◆ Exercise
Collect all lines from the records below that include the word "ffffff".

◆ Raw data
▬▬▬

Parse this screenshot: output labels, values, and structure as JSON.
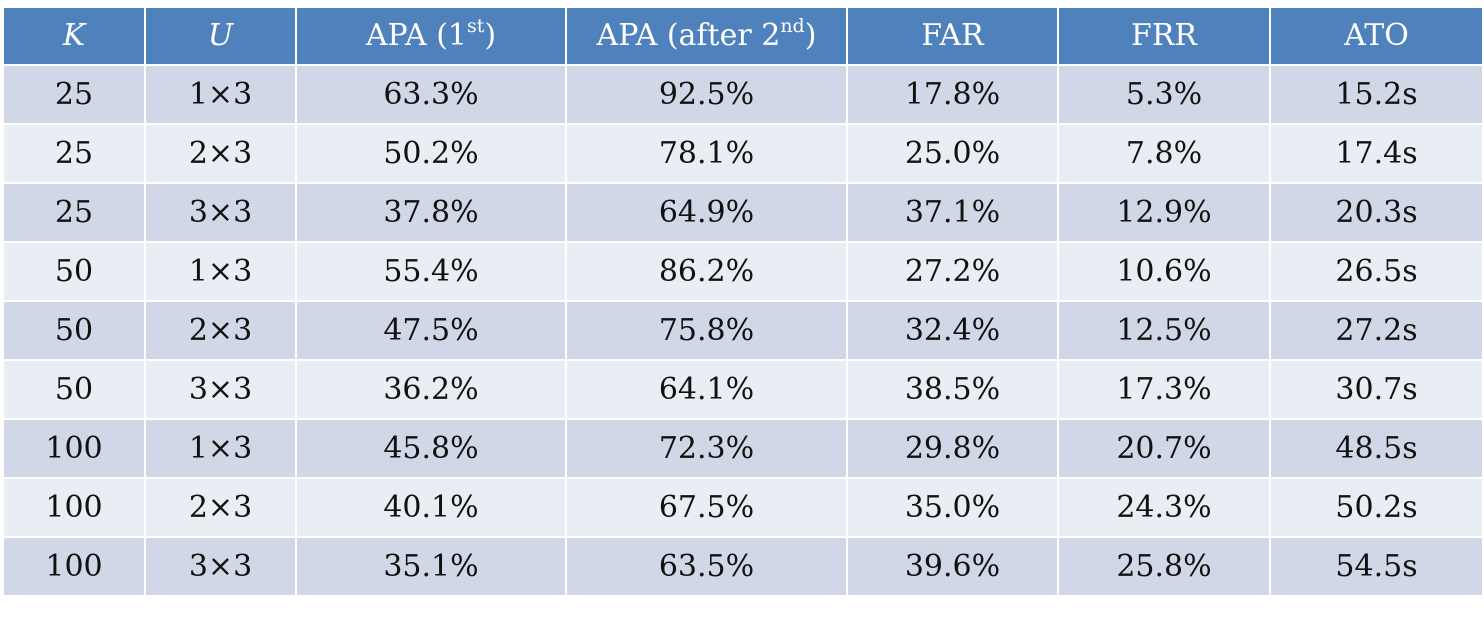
{
  "table": {
    "headers": {
      "k": "K",
      "u": "U",
      "apa1_main": "APA (1",
      "apa1_sup": "st",
      "apa1_close": ")",
      "apa2_main": "APA (after 2",
      "apa2_sup": "nd",
      "apa2_close": ")",
      "far": "FAR",
      "frr": "FRR",
      "ato": "ATO"
    },
    "rows": [
      {
        "k": "25",
        "u": "1×3",
        "apa1": "63.3%",
        "apa2": "92.5%",
        "far": "17.8%",
        "frr": "5.3%",
        "ato": "15.2s"
      },
      {
        "k": "25",
        "u": "2×3",
        "apa1": "50.2%",
        "apa2": "78.1%",
        "far": "25.0%",
        "frr": "7.8%",
        "ato": "17.4s"
      },
      {
        "k": "25",
        "u": "3×3",
        "apa1": "37.8%",
        "apa2": "64.9%",
        "far": "37.1%",
        "frr": "12.9%",
        "ato": "20.3s"
      },
      {
        "k": "50",
        "u": "1×3",
        "apa1": "55.4%",
        "apa2": "86.2%",
        "far": "27.2%",
        "frr": "10.6%",
        "ato": "26.5s"
      },
      {
        "k": "50",
        "u": "2×3",
        "apa1": "47.5%",
        "apa2": "75.8%",
        "far": "32.4%",
        "frr": "12.5%",
        "ato": "27.2s"
      },
      {
        "k": "50",
        "u": "3×3",
        "apa1": "36.2%",
        "apa2": "64.1%",
        "far": "38.5%",
        "frr": "17.3%",
        "ato": "30.7s"
      },
      {
        "k": "100",
        "u": "1×3",
        "apa1": "45.8%",
        "apa2": "72.3%",
        "far": "29.8%",
        "frr": "20.7%",
        "ato": "48.5s"
      },
      {
        "k": "100",
        "u": "2×3",
        "apa1": "40.1%",
        "apa2": "67.5%",
        "far": "35.0%",
        "frr": "24.3%",
        "ato": "50.2s"
      },
      {
        "k": "100",
        "u": "3×3",
        "apa1": "35.1%",
        "apa2": "63.5%",
        "far": "39.6%",
        "frr": "25.8%",
        "ato": "54.5s"
      }
    ]
  },
  "colors": {
    "header_bg": "#4f81bd",
    "header_text": "#ffffff",
    "row_band_dark": "#d0d8e8",
    "row_band_light": "#e9edf4",
    "cell_border": "#ffffff"
  }
}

▬▬▬

◆ Exercise solution
    "header_text": "#ffffff",
    "cell_border": "#ffffff"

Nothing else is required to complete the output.